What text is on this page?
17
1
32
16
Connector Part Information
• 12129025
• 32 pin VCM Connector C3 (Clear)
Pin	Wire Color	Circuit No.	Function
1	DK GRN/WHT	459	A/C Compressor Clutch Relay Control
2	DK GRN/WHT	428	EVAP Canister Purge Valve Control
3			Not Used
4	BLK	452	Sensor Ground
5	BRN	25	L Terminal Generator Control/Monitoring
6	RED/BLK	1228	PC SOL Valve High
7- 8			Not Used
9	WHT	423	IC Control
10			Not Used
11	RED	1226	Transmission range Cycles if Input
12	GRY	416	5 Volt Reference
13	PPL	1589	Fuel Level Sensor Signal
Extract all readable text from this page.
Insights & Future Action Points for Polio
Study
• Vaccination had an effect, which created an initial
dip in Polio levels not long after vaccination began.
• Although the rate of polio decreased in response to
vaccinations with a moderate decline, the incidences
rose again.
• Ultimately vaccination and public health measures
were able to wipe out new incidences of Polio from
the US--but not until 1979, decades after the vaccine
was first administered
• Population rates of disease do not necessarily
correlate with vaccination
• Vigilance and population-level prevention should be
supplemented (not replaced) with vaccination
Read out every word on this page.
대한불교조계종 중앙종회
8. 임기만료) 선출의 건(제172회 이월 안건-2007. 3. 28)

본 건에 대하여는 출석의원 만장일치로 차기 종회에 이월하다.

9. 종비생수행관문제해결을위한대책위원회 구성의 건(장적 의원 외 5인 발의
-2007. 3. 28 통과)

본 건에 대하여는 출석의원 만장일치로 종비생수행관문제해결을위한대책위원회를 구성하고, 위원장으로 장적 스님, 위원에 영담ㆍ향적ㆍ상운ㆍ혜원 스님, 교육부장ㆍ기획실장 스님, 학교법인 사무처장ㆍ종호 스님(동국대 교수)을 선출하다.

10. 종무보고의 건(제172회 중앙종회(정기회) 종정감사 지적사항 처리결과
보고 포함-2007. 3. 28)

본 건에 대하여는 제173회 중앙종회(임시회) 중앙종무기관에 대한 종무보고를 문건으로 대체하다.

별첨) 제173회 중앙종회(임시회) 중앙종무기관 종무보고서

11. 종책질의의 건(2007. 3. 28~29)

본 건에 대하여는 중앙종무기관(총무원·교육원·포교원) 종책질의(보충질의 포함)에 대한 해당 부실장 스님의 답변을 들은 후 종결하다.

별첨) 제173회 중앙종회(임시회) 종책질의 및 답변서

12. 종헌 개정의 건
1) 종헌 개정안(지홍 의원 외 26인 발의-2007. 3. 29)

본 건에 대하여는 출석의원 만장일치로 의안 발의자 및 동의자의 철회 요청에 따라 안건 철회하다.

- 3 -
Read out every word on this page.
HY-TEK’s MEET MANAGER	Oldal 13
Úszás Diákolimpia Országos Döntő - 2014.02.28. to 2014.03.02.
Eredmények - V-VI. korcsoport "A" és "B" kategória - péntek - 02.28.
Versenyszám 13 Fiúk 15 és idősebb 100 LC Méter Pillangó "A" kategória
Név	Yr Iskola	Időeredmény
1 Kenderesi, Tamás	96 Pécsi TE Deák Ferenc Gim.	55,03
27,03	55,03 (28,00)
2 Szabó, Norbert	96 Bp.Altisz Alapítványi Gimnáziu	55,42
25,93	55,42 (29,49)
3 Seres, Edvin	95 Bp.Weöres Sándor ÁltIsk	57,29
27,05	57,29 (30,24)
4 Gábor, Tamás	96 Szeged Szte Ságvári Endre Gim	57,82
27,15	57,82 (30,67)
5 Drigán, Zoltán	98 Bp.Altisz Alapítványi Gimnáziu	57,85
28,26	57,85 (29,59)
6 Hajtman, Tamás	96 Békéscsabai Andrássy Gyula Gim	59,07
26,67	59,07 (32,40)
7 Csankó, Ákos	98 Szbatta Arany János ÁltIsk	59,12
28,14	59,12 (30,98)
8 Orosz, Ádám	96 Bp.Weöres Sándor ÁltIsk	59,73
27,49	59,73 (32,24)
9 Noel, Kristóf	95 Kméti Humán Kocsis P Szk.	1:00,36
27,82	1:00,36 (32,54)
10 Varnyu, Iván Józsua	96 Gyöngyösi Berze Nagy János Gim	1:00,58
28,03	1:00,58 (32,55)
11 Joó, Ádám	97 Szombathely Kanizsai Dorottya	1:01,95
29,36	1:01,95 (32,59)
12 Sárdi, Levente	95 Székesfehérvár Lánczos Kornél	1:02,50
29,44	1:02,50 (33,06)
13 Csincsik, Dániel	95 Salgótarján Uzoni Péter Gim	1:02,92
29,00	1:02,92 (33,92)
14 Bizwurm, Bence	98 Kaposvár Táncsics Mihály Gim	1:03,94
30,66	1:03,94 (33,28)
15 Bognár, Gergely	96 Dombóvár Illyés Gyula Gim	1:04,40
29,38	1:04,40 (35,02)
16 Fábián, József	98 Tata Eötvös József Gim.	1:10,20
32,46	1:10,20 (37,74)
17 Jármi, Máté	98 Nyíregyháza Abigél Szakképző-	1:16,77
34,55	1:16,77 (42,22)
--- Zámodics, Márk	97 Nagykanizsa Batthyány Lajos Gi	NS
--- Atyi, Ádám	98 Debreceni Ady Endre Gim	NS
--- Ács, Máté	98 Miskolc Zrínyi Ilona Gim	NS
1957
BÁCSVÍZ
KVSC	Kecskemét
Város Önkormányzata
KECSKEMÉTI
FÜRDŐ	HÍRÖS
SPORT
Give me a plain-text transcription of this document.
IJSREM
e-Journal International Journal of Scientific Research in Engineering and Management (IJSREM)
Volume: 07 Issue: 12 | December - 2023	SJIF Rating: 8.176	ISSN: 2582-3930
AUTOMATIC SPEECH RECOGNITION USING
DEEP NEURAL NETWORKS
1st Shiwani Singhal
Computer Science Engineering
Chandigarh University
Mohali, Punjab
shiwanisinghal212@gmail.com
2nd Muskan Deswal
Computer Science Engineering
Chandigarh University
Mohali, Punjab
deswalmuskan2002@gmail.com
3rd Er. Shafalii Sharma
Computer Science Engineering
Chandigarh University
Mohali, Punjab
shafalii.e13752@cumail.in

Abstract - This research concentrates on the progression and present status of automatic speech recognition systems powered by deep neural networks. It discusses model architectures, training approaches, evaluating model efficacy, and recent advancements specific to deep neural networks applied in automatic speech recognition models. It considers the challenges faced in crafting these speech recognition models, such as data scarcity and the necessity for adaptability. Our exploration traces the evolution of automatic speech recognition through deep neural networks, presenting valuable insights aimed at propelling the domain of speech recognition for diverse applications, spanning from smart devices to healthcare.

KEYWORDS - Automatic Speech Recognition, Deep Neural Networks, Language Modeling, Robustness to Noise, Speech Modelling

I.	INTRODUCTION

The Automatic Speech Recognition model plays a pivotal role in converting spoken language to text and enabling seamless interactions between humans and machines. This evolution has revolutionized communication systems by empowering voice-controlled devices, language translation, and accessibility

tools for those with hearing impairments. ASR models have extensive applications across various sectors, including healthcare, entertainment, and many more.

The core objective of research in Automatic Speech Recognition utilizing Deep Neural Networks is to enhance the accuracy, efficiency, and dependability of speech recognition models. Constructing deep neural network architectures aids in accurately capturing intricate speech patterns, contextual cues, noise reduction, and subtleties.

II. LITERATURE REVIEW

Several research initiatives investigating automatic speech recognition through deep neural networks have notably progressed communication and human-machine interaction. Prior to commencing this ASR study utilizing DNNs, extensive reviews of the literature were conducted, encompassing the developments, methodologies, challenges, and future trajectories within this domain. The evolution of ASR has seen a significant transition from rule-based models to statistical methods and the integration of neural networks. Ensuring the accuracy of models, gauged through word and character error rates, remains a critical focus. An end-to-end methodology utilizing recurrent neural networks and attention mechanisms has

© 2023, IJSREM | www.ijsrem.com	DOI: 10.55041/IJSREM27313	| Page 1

:: GOAL ::
Show, from the listing above, each line that contains the word "Alapítványi".

:: EXPECTED ANSWER ::
2 Szabó, Norbert	96 Bp.Altisz Alapítványi Gimnáziu	55,42
5 Drigán, Zoltán	98 Bp.Altisz Alapítványi Gimnáziu	57,85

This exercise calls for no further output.